Stated exercise — Go through the material and pull out every line with the string "billion" in it.

Dataset records on visual material —
★ ★ ★

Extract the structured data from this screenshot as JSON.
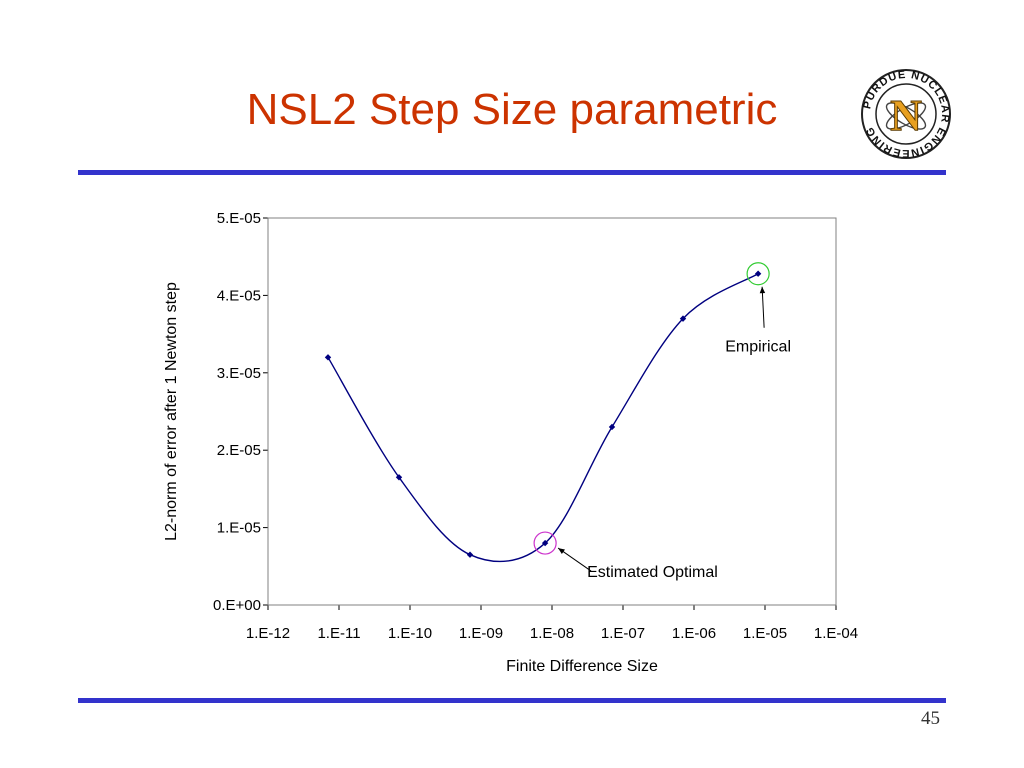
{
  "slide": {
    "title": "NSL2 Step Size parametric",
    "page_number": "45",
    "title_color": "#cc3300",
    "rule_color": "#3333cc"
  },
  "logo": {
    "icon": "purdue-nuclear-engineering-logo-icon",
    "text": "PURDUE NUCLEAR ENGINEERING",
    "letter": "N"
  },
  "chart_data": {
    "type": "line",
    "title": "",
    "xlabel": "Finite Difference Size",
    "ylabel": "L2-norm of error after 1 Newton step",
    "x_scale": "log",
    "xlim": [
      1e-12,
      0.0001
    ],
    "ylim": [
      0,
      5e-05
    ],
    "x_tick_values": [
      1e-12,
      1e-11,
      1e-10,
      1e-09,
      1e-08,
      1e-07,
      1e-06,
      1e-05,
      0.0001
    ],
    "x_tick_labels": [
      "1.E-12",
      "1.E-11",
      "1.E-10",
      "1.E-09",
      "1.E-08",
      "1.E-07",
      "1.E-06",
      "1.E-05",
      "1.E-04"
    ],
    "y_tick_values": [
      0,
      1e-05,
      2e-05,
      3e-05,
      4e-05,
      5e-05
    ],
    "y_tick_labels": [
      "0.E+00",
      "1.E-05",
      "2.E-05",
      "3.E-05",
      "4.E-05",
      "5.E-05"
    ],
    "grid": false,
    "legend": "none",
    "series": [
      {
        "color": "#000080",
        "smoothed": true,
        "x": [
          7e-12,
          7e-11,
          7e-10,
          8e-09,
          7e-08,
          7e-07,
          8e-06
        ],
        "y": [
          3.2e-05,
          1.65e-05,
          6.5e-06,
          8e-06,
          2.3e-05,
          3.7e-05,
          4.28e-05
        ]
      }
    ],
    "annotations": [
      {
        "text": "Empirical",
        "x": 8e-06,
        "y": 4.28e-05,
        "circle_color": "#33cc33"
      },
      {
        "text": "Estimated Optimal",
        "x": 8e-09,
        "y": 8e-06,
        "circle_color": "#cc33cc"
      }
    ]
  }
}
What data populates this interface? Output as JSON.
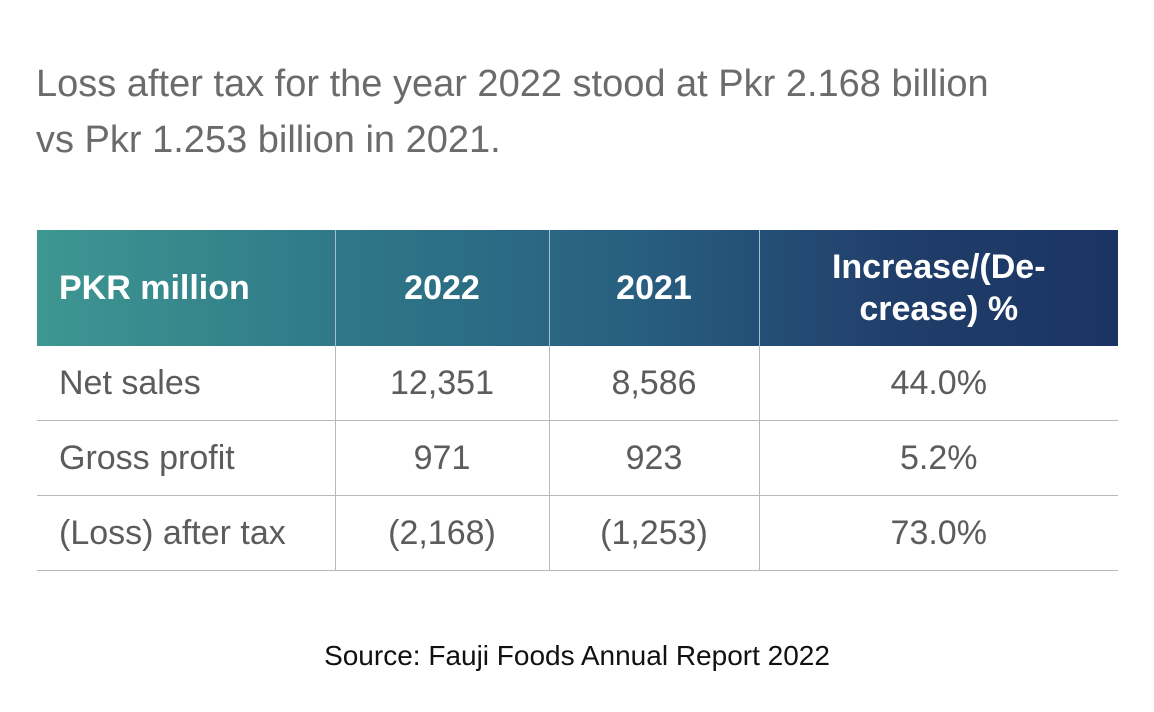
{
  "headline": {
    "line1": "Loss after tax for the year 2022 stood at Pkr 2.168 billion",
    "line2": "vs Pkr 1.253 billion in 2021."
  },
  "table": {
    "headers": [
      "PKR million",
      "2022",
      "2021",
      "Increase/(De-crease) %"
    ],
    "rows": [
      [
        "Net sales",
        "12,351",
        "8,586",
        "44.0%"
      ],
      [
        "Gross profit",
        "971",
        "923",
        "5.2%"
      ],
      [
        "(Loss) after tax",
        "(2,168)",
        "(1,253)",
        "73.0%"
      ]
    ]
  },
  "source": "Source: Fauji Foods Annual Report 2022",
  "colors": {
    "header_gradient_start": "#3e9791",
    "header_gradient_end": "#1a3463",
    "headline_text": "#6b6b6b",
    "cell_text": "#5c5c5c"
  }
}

★ ★ ★

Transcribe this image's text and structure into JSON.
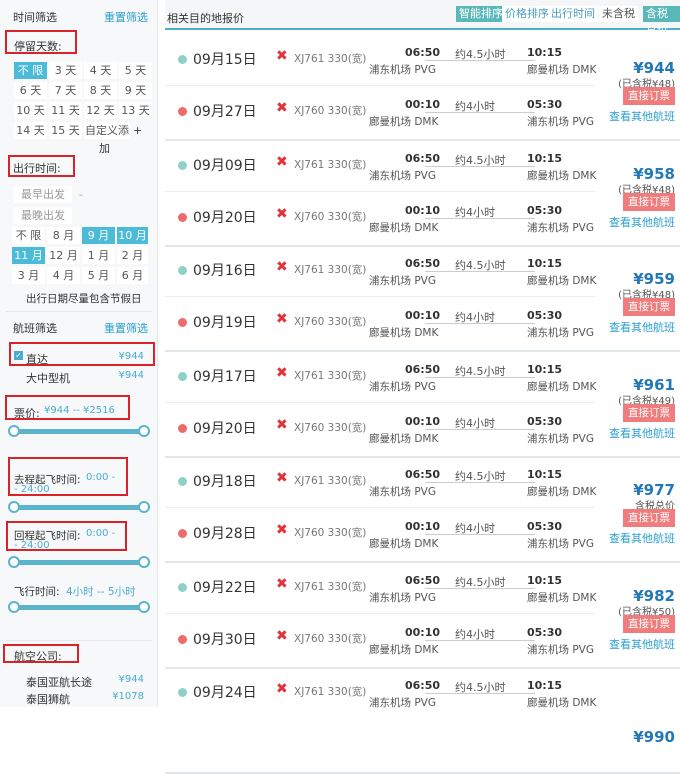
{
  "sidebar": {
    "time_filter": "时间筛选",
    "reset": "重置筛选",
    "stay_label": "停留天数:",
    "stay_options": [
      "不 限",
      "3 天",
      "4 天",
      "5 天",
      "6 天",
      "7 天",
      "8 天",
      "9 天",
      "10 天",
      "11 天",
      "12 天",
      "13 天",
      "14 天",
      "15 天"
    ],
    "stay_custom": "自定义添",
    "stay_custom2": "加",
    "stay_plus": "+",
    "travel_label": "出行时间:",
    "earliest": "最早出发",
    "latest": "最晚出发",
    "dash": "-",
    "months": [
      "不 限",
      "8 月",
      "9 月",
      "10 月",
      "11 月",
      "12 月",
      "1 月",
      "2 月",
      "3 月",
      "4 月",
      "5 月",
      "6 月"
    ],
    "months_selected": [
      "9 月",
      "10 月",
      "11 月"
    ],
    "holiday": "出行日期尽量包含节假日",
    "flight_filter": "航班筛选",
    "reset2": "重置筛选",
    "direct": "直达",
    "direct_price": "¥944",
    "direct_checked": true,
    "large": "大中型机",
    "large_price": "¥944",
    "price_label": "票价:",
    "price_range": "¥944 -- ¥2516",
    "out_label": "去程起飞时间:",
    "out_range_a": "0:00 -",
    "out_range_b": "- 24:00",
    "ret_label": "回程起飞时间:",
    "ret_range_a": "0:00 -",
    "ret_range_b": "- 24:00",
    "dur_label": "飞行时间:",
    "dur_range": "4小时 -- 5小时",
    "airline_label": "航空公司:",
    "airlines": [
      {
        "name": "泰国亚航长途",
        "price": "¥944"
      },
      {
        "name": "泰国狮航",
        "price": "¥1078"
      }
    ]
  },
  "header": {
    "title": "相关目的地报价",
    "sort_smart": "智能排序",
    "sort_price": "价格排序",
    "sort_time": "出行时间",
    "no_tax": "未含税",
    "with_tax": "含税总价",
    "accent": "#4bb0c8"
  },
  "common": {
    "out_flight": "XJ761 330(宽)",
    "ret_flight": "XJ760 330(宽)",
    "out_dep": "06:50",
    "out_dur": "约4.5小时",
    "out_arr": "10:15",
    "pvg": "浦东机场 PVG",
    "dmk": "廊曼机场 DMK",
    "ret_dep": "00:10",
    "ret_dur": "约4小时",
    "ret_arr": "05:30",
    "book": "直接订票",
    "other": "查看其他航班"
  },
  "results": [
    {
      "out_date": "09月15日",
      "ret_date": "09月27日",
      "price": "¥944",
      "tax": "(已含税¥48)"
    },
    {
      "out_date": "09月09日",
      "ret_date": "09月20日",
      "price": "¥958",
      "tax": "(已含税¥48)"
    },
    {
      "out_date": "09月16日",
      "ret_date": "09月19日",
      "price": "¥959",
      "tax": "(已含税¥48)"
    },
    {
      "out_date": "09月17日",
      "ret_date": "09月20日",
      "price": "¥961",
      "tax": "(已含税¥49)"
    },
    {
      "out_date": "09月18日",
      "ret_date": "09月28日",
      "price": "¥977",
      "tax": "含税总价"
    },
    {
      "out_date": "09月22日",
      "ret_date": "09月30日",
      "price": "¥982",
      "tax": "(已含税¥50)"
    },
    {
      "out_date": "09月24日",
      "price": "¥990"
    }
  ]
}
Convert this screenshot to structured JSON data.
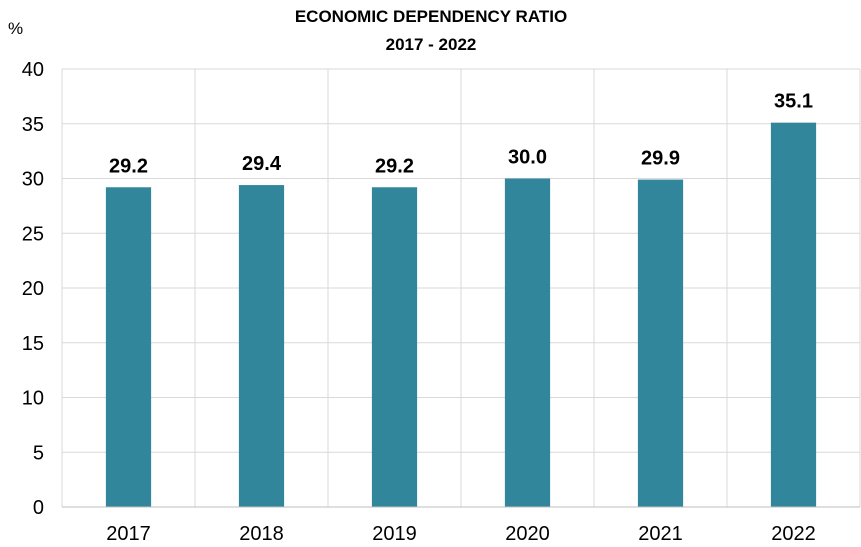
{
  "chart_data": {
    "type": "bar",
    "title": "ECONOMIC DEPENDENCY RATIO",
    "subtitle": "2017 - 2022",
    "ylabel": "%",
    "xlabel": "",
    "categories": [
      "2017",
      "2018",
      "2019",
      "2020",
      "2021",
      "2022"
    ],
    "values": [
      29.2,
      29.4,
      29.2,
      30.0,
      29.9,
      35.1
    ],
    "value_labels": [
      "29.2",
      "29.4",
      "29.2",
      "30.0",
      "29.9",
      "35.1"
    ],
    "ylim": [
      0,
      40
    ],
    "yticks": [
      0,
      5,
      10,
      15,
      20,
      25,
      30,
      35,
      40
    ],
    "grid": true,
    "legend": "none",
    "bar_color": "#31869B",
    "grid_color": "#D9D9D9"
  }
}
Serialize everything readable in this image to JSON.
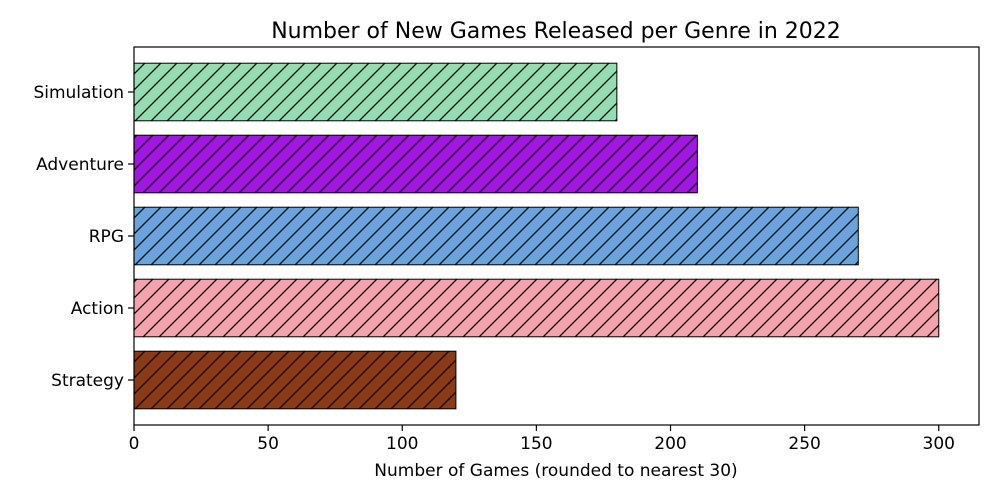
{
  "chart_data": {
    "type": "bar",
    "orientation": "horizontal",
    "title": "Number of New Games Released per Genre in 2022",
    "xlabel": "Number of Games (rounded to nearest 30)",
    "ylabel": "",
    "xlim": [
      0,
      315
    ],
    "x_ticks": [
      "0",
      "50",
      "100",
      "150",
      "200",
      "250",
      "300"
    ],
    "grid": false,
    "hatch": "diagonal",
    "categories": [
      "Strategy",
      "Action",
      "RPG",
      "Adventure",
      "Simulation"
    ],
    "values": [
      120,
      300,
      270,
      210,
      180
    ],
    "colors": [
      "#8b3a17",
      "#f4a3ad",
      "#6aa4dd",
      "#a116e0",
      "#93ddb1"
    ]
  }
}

★ ★ ★

Response to this task —
    "line1": "Loss after tax for the year 2022 stood at Pkr 2.168 billion",
    "line2": "vs Pkr 1.253 billion in 2021."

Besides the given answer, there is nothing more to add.